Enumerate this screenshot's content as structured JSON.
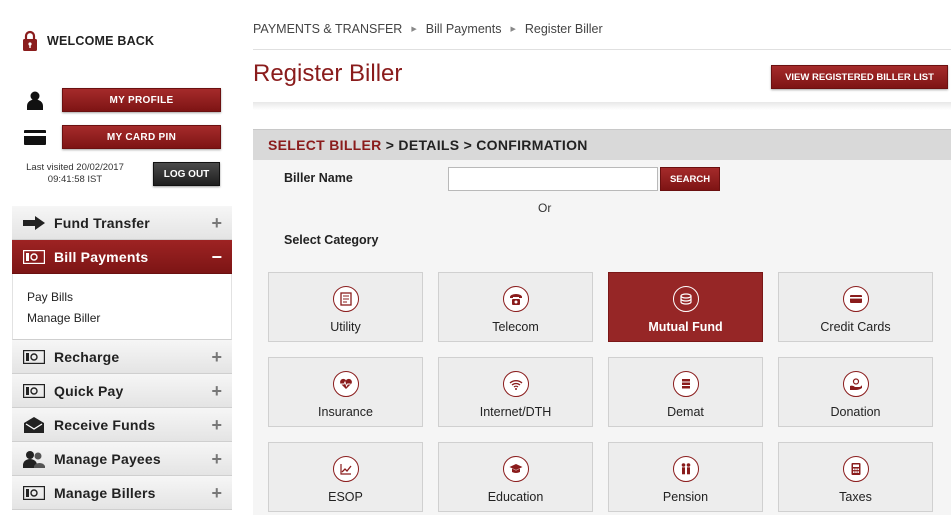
{
  "sidebar": {
    "welcome": "WELCOME BACK",
    "my_profile": "MY PROFILE",
    "my_card_pin": "MY CARD PIN",
    "last_visited_line1": "Last visited 20/02/2017",
    "last_visited_line2": "09:41:58 IST",
    "logout": "LOG OUT",
    "menu": [
      {
        "label": "Fund Transfer",
        "sign": "+",
        "icon": "arrow-icon"
      },
      {
        "label": "Bill Payments",
        "sign": "−",
        "icon": "money-icon",
        "active": true
      },
      {
        "label": "Recharge",
        "sign": "+",
        "icon": "money-icon"
      },
      {
        "label": "Quick Pay",
        "sign": "+",
        "icon": "money-icon"
      },
      {
        "label": "Receive Funds",
        "sign": "+",
        "icon": "envelope-icon"
      },
      {
        "label": "Manage Payees",
        "sign": "+",
        "icon": "people-icon"
      },
      {
        "label": "Manage Billers",
        "sign": "+",
        "icon": "money-icon"
      }
    ],
    "submenu": [
      "Pay Bills",
      "Manage Biller"
    ]
  },
  "header": {
    "breadcrumb": [
      "PAYMENTS & TRANSFER",
      "Bill Payments",
      "Register Biller"
    ],
    "title": "Register Biller",
    "view_registered": "VIEW REGISTERED BILLER LIST"
  },
  "steps": {
    "current": "SELECT BILLER",
    "rest": " > DETAILS > CONFIRMATION"
  },
  "form": {
    "biller_name_label": "Biller Name",
    "biller_name_value": "",
    "search_label": "SEARCH",
    "or": "Or",
    "category_label": "Select Category"
  },
  "categories": [
    {
      "label": "Utility",
      "icon": "bill-icon"
    },
    {
      "label": "Telecom",
      "icon": "phone-icon"
    },
    {
      "label": "Mutual Fund",
      "icon": "coins-icon",
      "selected": true
    },
    {
      "label": "Credit Cards",
      "icon": "card-icon"
    },
    {
      "label": "Insurance",
      "icon": "heart-icon"
    },
    {
      "label": "Internet/DTH",
      "icon": "wifi-icon"
    },
    {
      "label": "Demat",
      "icon": "stack-icon"
    },
    {
      "label": "Donation",
      "icon": "donation-icon"
    },
    {
      "label": "ESOP",
      "icon": "chart-icon"
    },
    {
      "label": "Education",
      "icon": "graduation-cap-icon"
    },
    {
      "label": "Pension",
      "icon": "people-icon"
    },
    {
      "label": "Taxes",
      "icon": "calculator-icon"
    }
  ],
  "colors": {
    "brand": "#8a1c1c",
    "active_menu": "#9e2323"
  }
}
::::::::
GOAL - Drop the images and quote the entries word for word.

RESPONSE BELOW -
Enumerate this screenshot's content as structured JSON.
{
  "sidebar": {
    "welcome": "WELCOME BACK",
    "my_profile": "MY PROFILE",
    "my_card_pin": "MY CARD PIN",
    "last_visited_line1": "Last visited 20/02/2017",
    "last_visited_line2": "09:41:58 IST",
    "logout": "LOG OUT",
    "menu": [
      {
        "label": "Fund Transfer",
        "sign": "+",
        "icon": "arrow-icon"
      },
      {
        "label": "Bill Payments",
        "sign": "−",
        "icon": "money-icon",
        "active": true
      },
      {
        "label": "Recharge",
        "sign": "+",
        "icon": "money-icon"
      },
      {
        "label": "Quick Pay",
        "sign": "+",
        "icon": "money-icon"
      },
      {
        "label": "Receive Funds",
        "sign": "+",
        "icon": "envelope-icon"
      },
      {
        "label": "Manage Payees",
        "sign": "+",
        "icon": "people-icon"
      },
      {
        "label": "Manage Billers",
        "sign": "+",
        "icon": "money-icon"
      }
    ],
    "submenu": [
      "Pay Bills",
      "Manage Biller"
    ]
  },
  "header": {
    "breadcrumb": [
      "PAYMENTS & TRANSFER",
      "Bill Payments",
      "Register Biller"
    ],
    "title": "Register Biller",
    "view_registered": "VIEW REGISTERED BILLER LIST"
  },
  "steps": {
    "current": "SELECT BILLER",
    "rest": " > DETAILS > CONFIRMATION"
  },
  "form": {
    "biller_name_label": "Biller Name",
    "biller_name_value": "",
    "search_label": "SEARCH",
    "or": "Or",
    "category_label": "Select Category"
  },
  "categories": [
    {
      "label": "Utility",
      "icon": "bill-icon"
    },
    {
      "label": "Telecom",
      "icon": "phone-icon"
    },
    {
      "label": "Mutual Fund",
      "icon": "coins-icon",
      "selected": true
    },
    {
      "label": "Credit Cards",
      "icon": "card-icon"
    },
    {
      "label": "Insurance",
      "icon": "heart-icon"
    },
    {
      "label": "Internet/DTH",
      "icon": "wifi-icon"
    },
    {
      "label": "Demat",
      "icon": "stack-icon"
    },
    {
      "label": "Donation",
      "icon": "donation-icon"
    },
    {
      "label": "ESOP",
      "icon": "chart-icon"
    },
    {
      "label": "Education",
      "icon": "graduation-cap-icon"
    },
    {
      "label": "Pension",
      "icon": "people-icon"
    },
    {
      "label": "Taxes",
      "icon": "calculator-icon"
    }
  ],
  "colors": {
    "brand": "#8a1c1c",
    "active_menu": "#9e2323"
  }
}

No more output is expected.